(Data records)
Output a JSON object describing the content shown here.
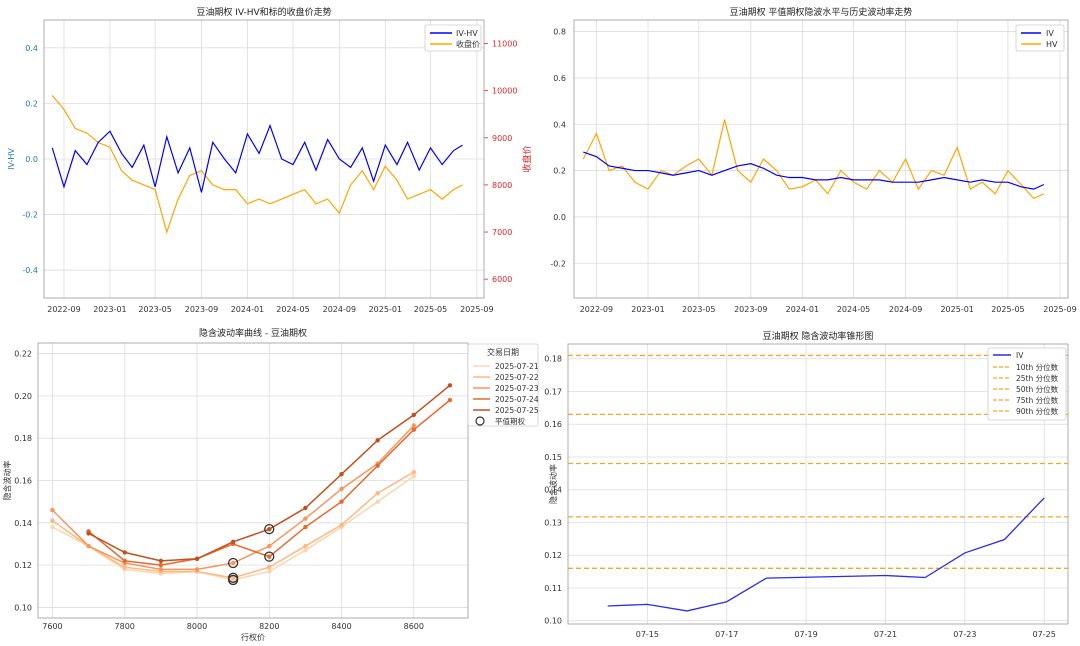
{
  "chart_data": [
    {
      "type": "line",
      "title": "豆油期权 IV-HV和标的收盘价走势",
      "ylabel": "IV-HV",
      "y2label": "收盘价",
      "x_ticks": [
        "2022-09",
        "2023-01",
        "2023-05",
        "2023-09",
        "2024-01",
        "2024-05",
        "2024-09",
        "2025-01",
        "2025-05",
        "2025-09"
      ],
      "y_ticks": [
        -0.4,
        -0.2,
        0.0,
        0.2,
        0.4
      ],
      "y2_ticks": [
        6000,
        7000,
        8000,
        9000,
        10000,
        11000
      ],
      "ylim": [
        -0.5,
        0.5
      ],
      "y2lim": [
        5600,
        11500
      ],
      "legend": "top-right",
      "grid": true,
      "colors": {
        "iv_hv": "#0000ff",
        "close": "#ffa500",
        "left_axis": "#1f77b4",
        "right_axis": "#d62728"
      },
      "series": [
        {
          "name": "IV-HV",
          "axis": "left",
          "x": [
            "2022-08-01",
            "2022-09-01",
            "2022-10-01",
            "2022-11-01",
            "2022-12-01",
            "2023-01-01",
            "2023-02-01",
            "2023-03-01",
            "2023-04-01",
            "2023-05-01",
            "2023-06-01",
            "2023-07-01",
            "2023-08-01",
            "2023-09-01",
            "2023-10-01",
            "2023-11-01",
            "2023-12-01",
            "2024-01-01",
            "2024-02-01",
            "2024-03-01",
            "2024-04-01",
            "2024-05-01",
            "2024-06-01",
            "2024-07-01",
            "2024-08-01",
            "2024-09-01",
            "2024-10-01",
            "2024-11-01",
            "2024-12-01",
            "2025-01-01",
            "2025-02-01",
            "2025-03-01",
            "2025-04-01",
            "2025-05-01",
            "2025-06-01",
            "2025-07-01",
            "2025-07-25"
          ],
          "values": [
            0.04,
            -0.1,
            0.03,
            -0.02,
            0.06,
            0.1,
            0.02,
            -0.03,
            0.05,
            -0.1,
            0.08,
            -0.05,
            0.04,
            -0.12,
            0.06,
            0.0,
            -0.05,
            0.09,
            0.02,
            0.12,
            0.0,
            -0.02,
            0.06,
            -0.04,
            0.07,
            0.0,
            -0.03,
            0.04,
            -0.08,
            0.05,
            -0.02,
            0.06,
            -0.04,
            0.04,
            -0.02,
            0.03,
            0.05
          ]
        },
        {
          "name": "收盘价",
          "axis": "right",
          "x": [
            "2022-08-01",
            "2022-09-01",
            "2022-10-01",
            "2022-11-01",
            "2022-12-01",
            "2023-01-01",
            "2023-02-01",
            "2023-03-01",
            "2023-04-01",
            "2023-05-01",
            "2023-06-01",
            "2023-07-01",
            "2023-08-01",
            "2023-09-01",
            "2023-10-01",
            "2023-11-01",
            "2023-12-01",
            "2024-01-01",
            "2024-02-01",
            "2024-03-01",
            "2024-04-01",
            "2024-05-01",
            "2024-06-01",
            "2024-07-01",
            "2024-08-01",
            "2024-09-01",
            "2024-10-01",
            "2024-11-01",
            "2024-12-01",
            "2025-01-01",
            "2025-02-01",
            "2025-03-01",
            "2025-04-01",
            "2025-05-01",
            "2025-06-01",
            "2025-07-01",
            "2025-07-25"
          ],
          "values": [
            9900,
            9600,
            9200,
            9100,
            8900,
            8800,
            8300,
            8100,
            8000,
            7900,
            7000,
            7700,
            8200,
            8300,
            8000,
            7900,
            7900,
            7600,
            7700,
            7600,
            7700,
            7800,
            7900,
            7600,
            7700,
            7400,
            8000,
            8300,
            7900,
            8400,
            8100,
            7700,
            7800,
            7900,
            7700,
            7900,
            8000
          ]
        }
      ]
    },
    {
      "type": "line",
      "title": "豆油期权 平值期权隐波水平与历史波动率走势",
      "x_ticks": [
        "2022-09",
        "2023-01",
        "2023-05",
        "2023-09",
        "2024-01",
        "2024-05",
        "2024-09",
        "2025-01",
        "2025-05",
        "2025-09"
      ],
      "y_ticks": [
        -0.2,
        0.0,
        0.2,
        0.4,
        0.6,
        0.8
      ],
      "ylim": [
        -0.35,
        0.85
      ],
      "legend": "top-right",
      "grid": true,
      "colors": {
        "IV": "#0000ff",
        "HV": "#ffa500"
      },
      "series": [
        {
          "name": "IV",
          "x": [
            "2022-08-01",
            "2022-09-01",
            "2022-10-01",
            "2022-11-01",
            "2022-12-01",
            "2023-01-01",
            "2023-02-01",
            "2023-03-01",
            "2023-04-01",
            "2023-05-01",
            "2023-06-01",
            "2023-07-01",
            "2023-08-01",
            "2023-09-01",
            "2023-10-01",
            "2023-11-01",
            "2023-12-01",
            "2024-01-01",
            "2024-02-01",
            "2024-03-01",
            "2024-04-01",
            "2024-05-01",
            "2024-06-01",
            "2024-07-01",
            "2024-08-01",
            "2024-09-01",
            "2024-10-01",
            "2024-11-01",
            "2024-12-01",
            "2025-01-01",
            "2025-02-01",
            "2025-03-01",
            "2025-04-01",
            "2025-05-01",
            "2025-06-01",
            "2025-07-01",
            "2025-07-25"
          ],
          "values": [
            0.28,
            0.26,
            0.22,
            0.21,
            0.2,
            0.2,
            0.19,
            0.18,
            0.19,
            0.2,
            0.18,
            0.2,
            0.22,
            0.23,
            0.21,
            0.18,
            0.17,
            0.17,
            0.16,
            0.16,
            0.17,
            0.16,
            0.16,
            0.16,
            0.15,
            0.15,
            0.15,
            0.16,
            0.17,
            0.16,
            0.15,
            0.16,
            0.15,
            0.15,
            0.13,
            0.12,
            0.14
          ]
        },
        {
          "name": "HV",
          "x": [
            "2022-08-01",
            "2022-09-01",
            "2022-10-01",
            "2022-11-01",
            "2022-12-01",
            "2023-01-01",
            "2023-02-01",
            "2023-03-01",
            "2023-04-01",
            "2023-05-01",
            "2023-06-01",
            "2023-07-01",
            "2023-08-01",
            "2023-09-01",
            "2023-10-01",
            "2023-11-01",
            "2023-12-01",
            "2024-01-01",
            "2024-02-01",
            "2024-03-01",
            "2024-04-01",
            "2024-05-01",
            "2024-06-01",
            "2024-07-01",
            "2024-08-01",
            "2024-09-01",
            "2024-10-01",
            "2024-11-01",
            "2024-12-01",
            "2025-01-01",
            "2025-02-01",
            "2025-03-01",
            "2025-04-01",
            "2025-05-01",
            "2025-06-01",
            "2025-07-01",
            "2025-07-25"
          ],
          "values": [
            0.25,
            0.36,
            0.2,
            0.22,
            0.15,
            0.12,
            0.2,
            0.18,
            0.22,
            0.25,
            0.18,
            0.42,
            0.2,
            0.15,
            0.25,
            0.2,
            0.12,
            0.13,
            0.16,
            0.1,
            0.2,
            0.15,
            0.12,
            0.2,
            0.15,
            0.25,
            0.12,
            0.2,
            0.18,
            0.3,
            0.12,
            0.15,
            0.1,
            0.2,
            0.14,
            0.08,
            0.1
          ]
        }
      ]
    },
    {
      "type": "line",
      "title": "隐含波动率曲线 - 豆油期权",
      "xlabel": "行权价",
      "ylabel": "隐含波动率",
      "x_ticks": [
        7600,
        7800,
        8000,
        8200,
        8400,
        8600
      ],
      "y_ticks": [
        0.1,
        0.12,
        0.14,
        0.16,
        0.18,
        0.2,
        0.22
      ],
      "xlim": [
        7560,
        8750
      ],
      "ylim": [
        0.095,
        0.225
      ],
      "legend_title": "交易日期",
      "legend": "top-right",
      "grid": true,
      "atm_label": "平值期权",
      "series": [
        {
          "name": "2025-07-21",
          "color": "#fdd5ad",
          "x": [
            7600,
            7700,
            7800,
            7900,
            8000,
            8100,
            8200,
            8300,
            8400,
            8500,
            8600
          ],
          "values": [
            0.138,
            0.129,
            0.118,
            0.116,
            0.117,
            0.113,
            0.117,
            0.127,
            0.138,
            0.15,
            0.162
          ]
        },
        {
          "name": "2025-07-22",
          "color": "#fdb883",
          "x": [
            7600,
            7700,
            7800,
            7900,
            8000,
            8100,
            8200,
            8300,
            8400,
            8500,
            8600
          ],
          "values": [
            0.141,
            0.129,
            0.119,
            0.117,
            0.117,
            0.114,
            0.119,
            0.129,
            0.139,
            0.154,
            0.164
          ]
        },
        {
          "name": "2025-07-23",
          "color": "#f8955a",
          "x": [
            7600,
            7700,
            7800,
            7900,
            8000,
            8100,
            8200,
            8300,
            8400,
            8500,
            8600
          ],
          "values": [
            0.146,
            0.129,
            0.121,
            0.118,
            0.118,
            0.121,
            0.129,
            0.142,
            0.156,
            0.168,
            0.186
          ]
        },
        {
          "name": "2025-07-24",
          "color": "#e8692f",
          "x": [
            7700,
            7800,
            7900,
            8000,
            8100,
            8200,
            8300,
            8400,
            8500,
            8600,
            8700
          ],
          "values": [
            0.136,
            0.122,
            0.12,
            0.123,
            0.13,
            0.124,
            0.138,
            0.15,
            0.167,
            0.184,
            0.198
          ]
        },
        {
          "name": "2025-07-25",
          "color": "#c2501e",
          "x": [
            7700,
            7800,
            7900,
            8000,
            8100,
            8200,
            8300,
            8400,
            8500,
            8600,
            8700
          ],
          "values": [
            0.135,
            0.126,
            0.122,
            0.123,
            0.131,
            0.137,
            0.147,
            0.163,
            0.179,
            0.191,
            0.205
          ]
        }
      ],
      "atm_points": [
        {
          "x": 8100,
          "y": 0.113
        },
        {
          "x": 8100,
          "y": 0.114
        },
        {
          "x": 8100,
          "y": 0.121
        },
        {
          "x": 8200,
          "y": 0.124
        },
        {
          "x": 8200,
          "y": 0.137
        }
      ]
    },
    {
      "type": "line",
      "title": "豆油期权 隐含波动率锥形图",
      "ylabel": "隐含波动率",
      "x_ticks": [
        "07-15",
        "07-17",
        "07-19",
        "07-21",
        "07-23",
        "07-25"
      ],
      "y_ticks": [
        0.1,
        0.11,
        0.12,
        0.13,
        0.14,
        0.15,
        0.16,
        0.17,
        0.18
      ],
      "ylim": [
        0.099,
        0.1845
      ],
      "legend": "top-right",
      "grid": true,
      "colors": {
        "IV": "#2b2bf0",
        "percentiles": "#f5a623"
      },
      "series": [
        {
          "name": "IV",
          "x": [
            "2025-07-14",
            "2025-07-15",
            "2025-07-16",
            "2025-07-17",
            "2025-07-18",
            "2025-07-21",
            "2025-07-22",
            "2025-07-23",
            "2025-07-24",
            "2025-07-25"
          ],
          "values": [
            0.1045,
            0.105,
            0.103,
            0.1058,
            0.113,
            0.1138,
            0.1132,
            0.1207,
            0.1248,
            0.1375
          ]
        }
      ],
      "percentiles": [
        {
          "name": "10th 分位数",
          "value": 0.116
        },
        {
          "name": "25th 分位数",
          "value": 0.1317
        },
        {
          "name": "50th 分位数",
          "value": 0.148
        },
        {
          "name": "75th 分位数",
          "value": 0.163
        },
        {
          "name": "90th 分位数",
          "value": 0.181
        }
      ]
    }
  ]
}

**Task brief**. Only the number is wanted: how many lines of the material above include the word "豆油期权"?

**Right answer**. 4